Start

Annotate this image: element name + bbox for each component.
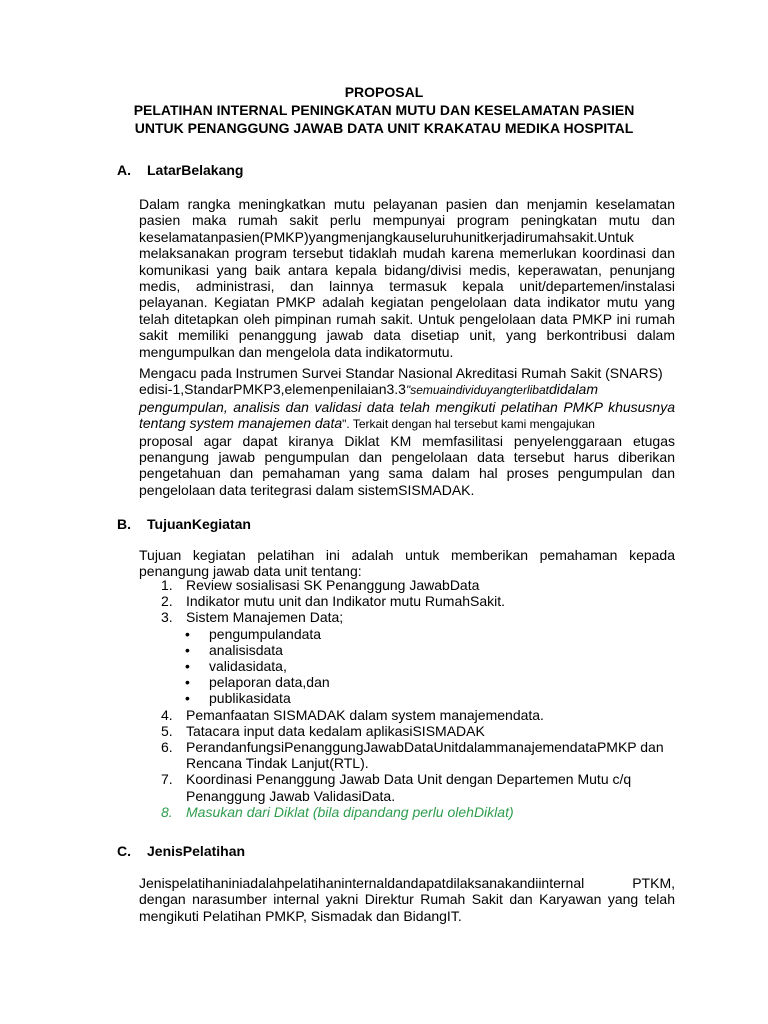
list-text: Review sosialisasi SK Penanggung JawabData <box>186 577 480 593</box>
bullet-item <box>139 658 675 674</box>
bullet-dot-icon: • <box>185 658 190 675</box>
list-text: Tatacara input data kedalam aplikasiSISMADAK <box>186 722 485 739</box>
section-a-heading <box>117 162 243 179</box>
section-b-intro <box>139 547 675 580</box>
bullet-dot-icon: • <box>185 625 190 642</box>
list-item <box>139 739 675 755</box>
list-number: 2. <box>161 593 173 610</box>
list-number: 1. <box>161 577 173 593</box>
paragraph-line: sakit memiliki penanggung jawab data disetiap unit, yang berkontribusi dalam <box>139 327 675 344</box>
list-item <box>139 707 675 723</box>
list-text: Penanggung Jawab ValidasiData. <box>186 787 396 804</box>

End

- The problem -
Please lay out every line of the records above as a numbered list, skipping any blank lines and leaving out the pictures.

- Finished exercise -
1. Annotate this image: element name + bbox for each component.
2. list-text: Review sosialisasi SK Penanggung JawabData <box>186 577 480 593</box>
3. bullet-item <box>139 658 675 674</box>
4. bullet-dot-icon: • <box>185 658 190 675</box>
5. list-text: Tatacara input data kedalam aplikasiSISMADAK <box>186 722 485 739</box>
6. section-a-heading <box>117 162 243 179</box>
7. section-b-intro <box>139 547 675 580</box>
8. bullet-dot-icon: • <box>185 625 190 642</box>
9. list-item <box>139 739 675 755</box>
10. list-number: 2. <box>161 593 173 610</box>
11. list-number: 1. <box>161 577 173 593</box>
12. paragraph-line: sakit memiliki penanggung jawab data disetiap unit, yang berkontribusi dalam <box>139 327 675 344</box>
13. list-item <box>139 707 675 723</box>
14. list-text: Penanggung Jawab ValidasiData. <box>186 787 396 804</box>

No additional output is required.